• [Seçilen bölüm]:
Ve yarış başladı!..
31 Mart mahallî seçimleri için dün önemli bir gündü. Seçime katılacak partiler, ittifakların şekillendirdiği (burası çok mühim) aday listelerini Yüksek Seçim Kuruluna teslim etti. Artık geri...
31 Mart mahallî seçimleri için dün önemli bir gündü. Seçime katılacak partiler, ittifakların şekillendirdiği (burası çok mühim) aday listelerini Yüksek Seçim Kuruluna teslim etti. Artık geri dönüş yok…
Adaylık süreci resmen tamamlandı ve yarış başladı. Şimdi merak edilen şu: Nasıl bir yarış olacak? Tosbağa ile tavşan arasındaki darb-ı mesel gibi olmayacak şüphesiz. Bu yarışta her aday hem tavşan gibi hızlı hem tosbağa gibi kararlı ve sabırlı olmaya çalışacak. Ve bunu en iyi yapanlar da ipi göğüsleyecek. Zira bugünden sonra sadece ölüm, çekilme veya inceleme sürecinde, YSK’dan çıkabilecek iptal kararları dışında, artık bütün adayların yeri kesinleştiğine göre, yarış şartları konusunda da bir itiraz hakları olmayacak. Adaylar bu noktaya kolay gelmediler… Çünkü aday belirleme süreci bütün partiler için az veya çok sancılı geçti. Bazı partilerde bu sancılar nispeten sessiz sedasız biçimde geçiştirildi. “Kol kırılır, yen içinde kalır” halk deyişini hatırlatır şekilde suhûletle bir sonuca bağlandı. Bu sonuca bağlama herkesin içine tam olarak sinmese de, rakiplere koz vermeyelim anlayışı içinde fedakârlık gösterildi. Buna rağmen fedakârlık göstermek istemeyenlere de bir şekilde bu mecburiyet hissettirildi ve sonuç kabul ettirildi. Bazı partilerde ise, işler sessiz sedasız hâl yoluna konulamadı… Ayrıca parti ismi vermeye gerek var mı acaba?! Siz anladınız, ama adresi tam olarak belirlemede fayda var. CHP’deki şiddetli sancılar, esasen seçim yarışında iddiası olmayan DSP’de yeni doğumlara yol açtı ve onu da son anda havaya sokuverdi! İstanbul Şişli’de Mustafa Sarıgül’ün açtığı kapıdan girenlerin sayısı hayli fazla… Tekirdağ gibi CHP’nin kalesi sayılan il ve ilçelerde bu son transferler sandık sonuçlarını dramatik bir biçimde etkileyebilir ve çok farklı sonuçlar çıkabilir.

• [Görev]: Seçim yarışı yazısında "Ve yarış başladı!.." sözlerinden başlayıp "etti. Artık geri..." sözleri de dahil olmak üzere bu sözlere kadar uzanan kısmı harfi harfine yazın. Ardından gelen malzemenin bu işle hiçbir ilgisi yoktur.

• [Sağlanan veriler]:
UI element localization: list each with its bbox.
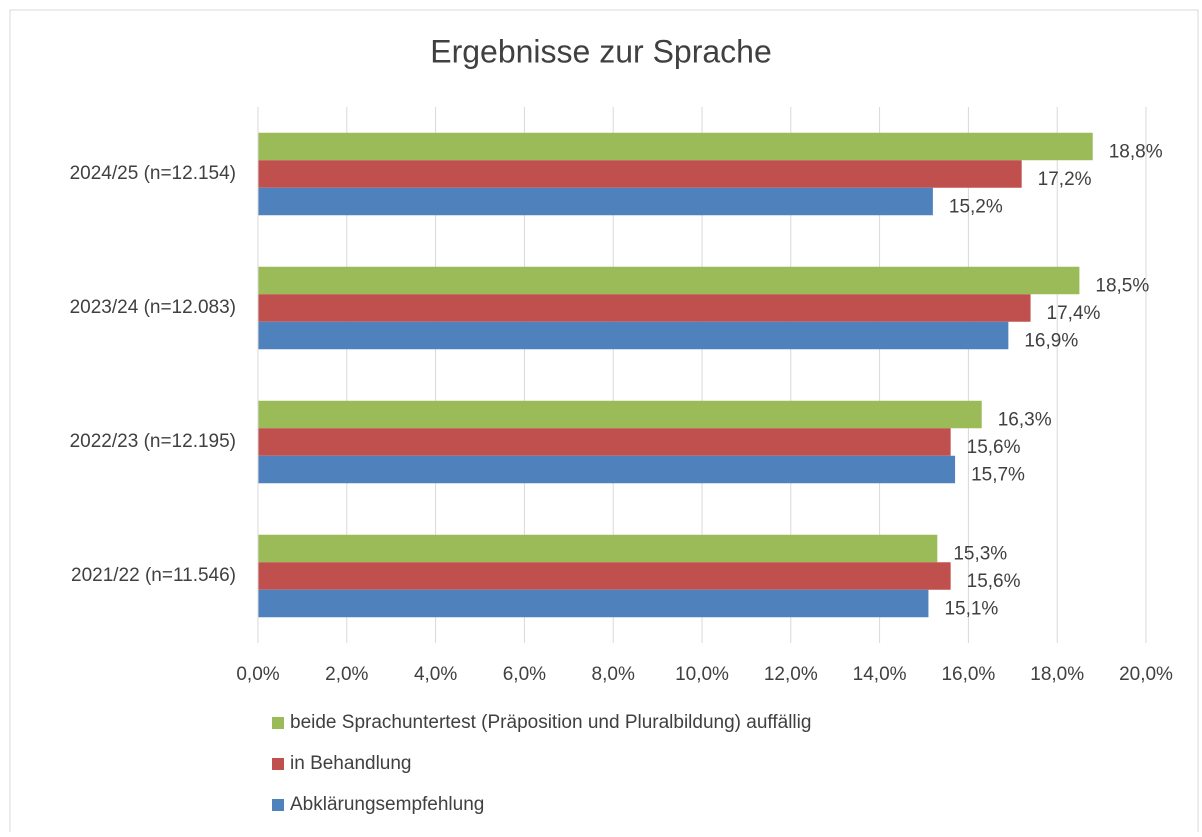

• [Çözüm aşağıda]:
Ve yarış başladı!..
31 Mart mahallî seçimleri için dün önemli bir gündü. Seçime katılacak partiler, ittifakların şekillendirdiği (burası çok mühim) aday listelerini Yüksek Seçim Kuruluna teslim etti. Artık geri...